_Prompt_
Pull every line holding the string "Cruze" from the records below.

_Data records_
---

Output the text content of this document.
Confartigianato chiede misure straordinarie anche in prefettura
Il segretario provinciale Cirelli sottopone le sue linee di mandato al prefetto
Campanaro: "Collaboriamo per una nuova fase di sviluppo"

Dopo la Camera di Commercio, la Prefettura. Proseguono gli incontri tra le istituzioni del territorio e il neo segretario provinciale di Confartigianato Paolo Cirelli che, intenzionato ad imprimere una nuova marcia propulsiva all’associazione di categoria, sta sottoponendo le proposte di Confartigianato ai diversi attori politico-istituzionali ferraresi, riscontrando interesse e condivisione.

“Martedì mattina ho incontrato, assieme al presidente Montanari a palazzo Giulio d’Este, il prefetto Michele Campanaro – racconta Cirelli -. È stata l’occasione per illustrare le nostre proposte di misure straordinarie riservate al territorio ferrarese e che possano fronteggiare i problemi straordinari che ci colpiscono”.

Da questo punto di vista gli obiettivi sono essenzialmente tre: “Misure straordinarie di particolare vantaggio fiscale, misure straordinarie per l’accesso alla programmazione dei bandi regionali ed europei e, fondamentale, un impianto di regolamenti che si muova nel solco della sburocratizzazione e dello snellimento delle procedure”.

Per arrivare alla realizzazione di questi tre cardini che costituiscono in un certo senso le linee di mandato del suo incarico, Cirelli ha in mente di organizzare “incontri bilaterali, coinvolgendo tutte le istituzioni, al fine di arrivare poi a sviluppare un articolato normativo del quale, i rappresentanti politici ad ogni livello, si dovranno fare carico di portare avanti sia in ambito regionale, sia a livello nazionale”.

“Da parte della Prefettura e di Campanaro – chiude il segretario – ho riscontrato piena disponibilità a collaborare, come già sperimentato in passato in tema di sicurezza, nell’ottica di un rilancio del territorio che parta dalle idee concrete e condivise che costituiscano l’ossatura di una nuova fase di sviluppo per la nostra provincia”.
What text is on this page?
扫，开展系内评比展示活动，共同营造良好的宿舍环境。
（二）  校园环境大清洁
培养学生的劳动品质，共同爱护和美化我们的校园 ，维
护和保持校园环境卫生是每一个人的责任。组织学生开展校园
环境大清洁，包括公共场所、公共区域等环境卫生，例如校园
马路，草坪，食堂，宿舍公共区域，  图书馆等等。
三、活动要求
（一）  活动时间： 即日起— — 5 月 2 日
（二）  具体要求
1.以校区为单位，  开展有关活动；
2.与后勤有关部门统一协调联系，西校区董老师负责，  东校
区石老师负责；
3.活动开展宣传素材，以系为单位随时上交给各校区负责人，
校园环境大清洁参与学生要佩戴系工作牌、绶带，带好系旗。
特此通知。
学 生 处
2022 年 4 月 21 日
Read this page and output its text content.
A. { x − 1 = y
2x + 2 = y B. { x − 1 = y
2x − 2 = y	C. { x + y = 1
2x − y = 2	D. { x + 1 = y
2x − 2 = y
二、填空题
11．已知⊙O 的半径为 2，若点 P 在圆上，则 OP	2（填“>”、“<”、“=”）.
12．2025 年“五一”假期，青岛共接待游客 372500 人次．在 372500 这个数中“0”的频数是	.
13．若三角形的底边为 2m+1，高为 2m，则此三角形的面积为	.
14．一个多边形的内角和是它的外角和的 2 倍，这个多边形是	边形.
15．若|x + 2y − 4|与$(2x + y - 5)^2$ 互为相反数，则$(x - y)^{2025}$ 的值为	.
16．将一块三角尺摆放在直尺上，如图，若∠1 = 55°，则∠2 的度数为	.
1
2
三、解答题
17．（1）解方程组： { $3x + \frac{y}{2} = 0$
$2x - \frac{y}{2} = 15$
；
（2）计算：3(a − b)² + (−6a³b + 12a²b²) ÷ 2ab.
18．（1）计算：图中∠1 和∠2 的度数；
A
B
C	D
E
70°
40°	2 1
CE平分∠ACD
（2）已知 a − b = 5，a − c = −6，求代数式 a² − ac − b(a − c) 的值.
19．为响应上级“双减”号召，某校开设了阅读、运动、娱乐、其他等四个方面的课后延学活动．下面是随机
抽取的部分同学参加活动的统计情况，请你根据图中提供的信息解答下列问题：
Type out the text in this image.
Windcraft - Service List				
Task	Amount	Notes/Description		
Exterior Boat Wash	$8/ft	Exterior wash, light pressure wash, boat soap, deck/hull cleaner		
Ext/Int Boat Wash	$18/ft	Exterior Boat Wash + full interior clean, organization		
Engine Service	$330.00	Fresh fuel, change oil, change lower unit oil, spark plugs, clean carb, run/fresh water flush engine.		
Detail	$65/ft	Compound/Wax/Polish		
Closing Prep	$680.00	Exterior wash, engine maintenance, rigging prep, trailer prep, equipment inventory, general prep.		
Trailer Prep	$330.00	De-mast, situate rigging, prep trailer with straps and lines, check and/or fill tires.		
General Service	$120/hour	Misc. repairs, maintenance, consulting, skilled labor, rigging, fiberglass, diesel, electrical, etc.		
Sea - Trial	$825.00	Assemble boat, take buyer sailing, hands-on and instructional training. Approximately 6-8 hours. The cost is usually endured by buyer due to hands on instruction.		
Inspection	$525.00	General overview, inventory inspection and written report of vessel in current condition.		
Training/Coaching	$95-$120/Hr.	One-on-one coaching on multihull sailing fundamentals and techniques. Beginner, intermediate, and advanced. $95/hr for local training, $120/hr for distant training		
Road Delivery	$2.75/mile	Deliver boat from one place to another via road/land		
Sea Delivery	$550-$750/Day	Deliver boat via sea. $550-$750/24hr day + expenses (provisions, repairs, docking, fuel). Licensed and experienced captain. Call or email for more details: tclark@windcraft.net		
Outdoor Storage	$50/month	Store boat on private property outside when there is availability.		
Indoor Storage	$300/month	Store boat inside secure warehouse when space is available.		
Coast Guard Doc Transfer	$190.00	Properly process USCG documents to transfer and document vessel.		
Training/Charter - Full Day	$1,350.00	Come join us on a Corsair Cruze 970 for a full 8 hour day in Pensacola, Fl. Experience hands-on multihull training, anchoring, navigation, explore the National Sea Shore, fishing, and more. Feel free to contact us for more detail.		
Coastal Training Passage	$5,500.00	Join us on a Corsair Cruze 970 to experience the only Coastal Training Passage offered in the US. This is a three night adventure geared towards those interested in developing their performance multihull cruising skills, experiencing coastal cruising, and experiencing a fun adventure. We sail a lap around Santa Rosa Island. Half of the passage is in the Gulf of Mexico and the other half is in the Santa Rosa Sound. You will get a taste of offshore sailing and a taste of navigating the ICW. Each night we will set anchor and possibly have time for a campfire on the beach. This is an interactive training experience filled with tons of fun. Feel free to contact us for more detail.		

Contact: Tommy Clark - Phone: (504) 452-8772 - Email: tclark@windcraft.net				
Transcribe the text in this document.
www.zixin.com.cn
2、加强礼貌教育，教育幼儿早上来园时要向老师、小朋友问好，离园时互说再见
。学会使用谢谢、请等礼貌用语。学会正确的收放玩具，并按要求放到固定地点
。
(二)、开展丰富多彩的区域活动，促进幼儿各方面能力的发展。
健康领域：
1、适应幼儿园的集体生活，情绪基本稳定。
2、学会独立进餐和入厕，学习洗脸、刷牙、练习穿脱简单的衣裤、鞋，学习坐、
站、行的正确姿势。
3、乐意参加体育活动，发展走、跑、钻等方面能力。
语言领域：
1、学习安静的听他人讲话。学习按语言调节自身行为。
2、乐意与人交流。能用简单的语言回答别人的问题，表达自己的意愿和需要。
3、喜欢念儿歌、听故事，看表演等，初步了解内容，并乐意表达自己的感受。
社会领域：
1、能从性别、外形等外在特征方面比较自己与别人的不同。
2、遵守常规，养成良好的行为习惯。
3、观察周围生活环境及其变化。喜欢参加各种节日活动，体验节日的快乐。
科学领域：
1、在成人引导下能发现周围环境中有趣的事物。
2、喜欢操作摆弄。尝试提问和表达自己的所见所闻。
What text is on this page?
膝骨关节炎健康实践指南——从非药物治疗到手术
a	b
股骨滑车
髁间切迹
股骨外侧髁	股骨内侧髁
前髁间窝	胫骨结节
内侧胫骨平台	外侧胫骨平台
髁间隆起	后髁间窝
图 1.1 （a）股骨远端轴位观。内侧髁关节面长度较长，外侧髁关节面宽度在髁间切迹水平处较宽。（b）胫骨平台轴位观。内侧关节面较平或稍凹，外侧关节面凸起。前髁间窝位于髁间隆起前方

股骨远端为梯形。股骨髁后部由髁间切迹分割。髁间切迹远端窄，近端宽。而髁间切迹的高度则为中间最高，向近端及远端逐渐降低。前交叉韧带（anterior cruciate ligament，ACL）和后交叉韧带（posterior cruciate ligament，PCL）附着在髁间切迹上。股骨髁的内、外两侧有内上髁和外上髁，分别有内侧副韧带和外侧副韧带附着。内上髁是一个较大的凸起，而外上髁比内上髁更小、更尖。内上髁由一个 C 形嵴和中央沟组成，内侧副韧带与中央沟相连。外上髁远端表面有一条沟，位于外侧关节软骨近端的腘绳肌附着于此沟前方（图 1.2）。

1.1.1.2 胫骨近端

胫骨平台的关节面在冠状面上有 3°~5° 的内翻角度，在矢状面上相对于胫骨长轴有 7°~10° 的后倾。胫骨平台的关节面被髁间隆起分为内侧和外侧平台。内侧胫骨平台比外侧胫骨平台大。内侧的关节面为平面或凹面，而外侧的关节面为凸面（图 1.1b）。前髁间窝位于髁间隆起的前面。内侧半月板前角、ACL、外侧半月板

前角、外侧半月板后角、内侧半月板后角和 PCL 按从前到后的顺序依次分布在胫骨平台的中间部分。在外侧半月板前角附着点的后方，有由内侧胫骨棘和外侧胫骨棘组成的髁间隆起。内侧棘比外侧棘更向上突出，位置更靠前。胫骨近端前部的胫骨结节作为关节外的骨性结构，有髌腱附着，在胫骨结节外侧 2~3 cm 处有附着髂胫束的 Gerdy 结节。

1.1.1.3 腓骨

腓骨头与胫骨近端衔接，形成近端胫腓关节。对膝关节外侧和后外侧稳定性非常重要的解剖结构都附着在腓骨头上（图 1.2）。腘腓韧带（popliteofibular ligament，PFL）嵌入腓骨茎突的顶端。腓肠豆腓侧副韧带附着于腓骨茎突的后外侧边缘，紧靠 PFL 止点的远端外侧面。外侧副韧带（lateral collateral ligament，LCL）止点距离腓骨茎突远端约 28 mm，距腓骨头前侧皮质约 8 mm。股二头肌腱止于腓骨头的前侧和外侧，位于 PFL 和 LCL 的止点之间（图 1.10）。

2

---

_Result of the task_
Training/Charter - Full Day	$1,350.00	Come join us on a Corsair Cruze 970 for a full 8 hour day in Pensacola, Fl. Experience hands-on multihull training, anchoring, navigation, explore the National Sea Shore, fishing, and more. Feel free to contact us for more detail.		
Coastal Training Passage	$5,500.00	Join us on a Corsair Cruze 970 to experience the only Coastal Training Passage offered in the US. This is a three night adventure geared towards those interested in developing their performance multihull cruising skills, experiencing coastal cruising, and experiencing a fun adventure. We sail a lap around Santa Rosa Island. Half of the passage is in the Gulf of Mexico and the other half is in the Santa Rosa Sound. You will get a taste of offshore sailing and a taste of navigating the ICW. Each night we will set anchor and possibly have time for a campfire on the beach. This is an interactive training experience filled with tons of fun. Feel free to contact us for more detail.		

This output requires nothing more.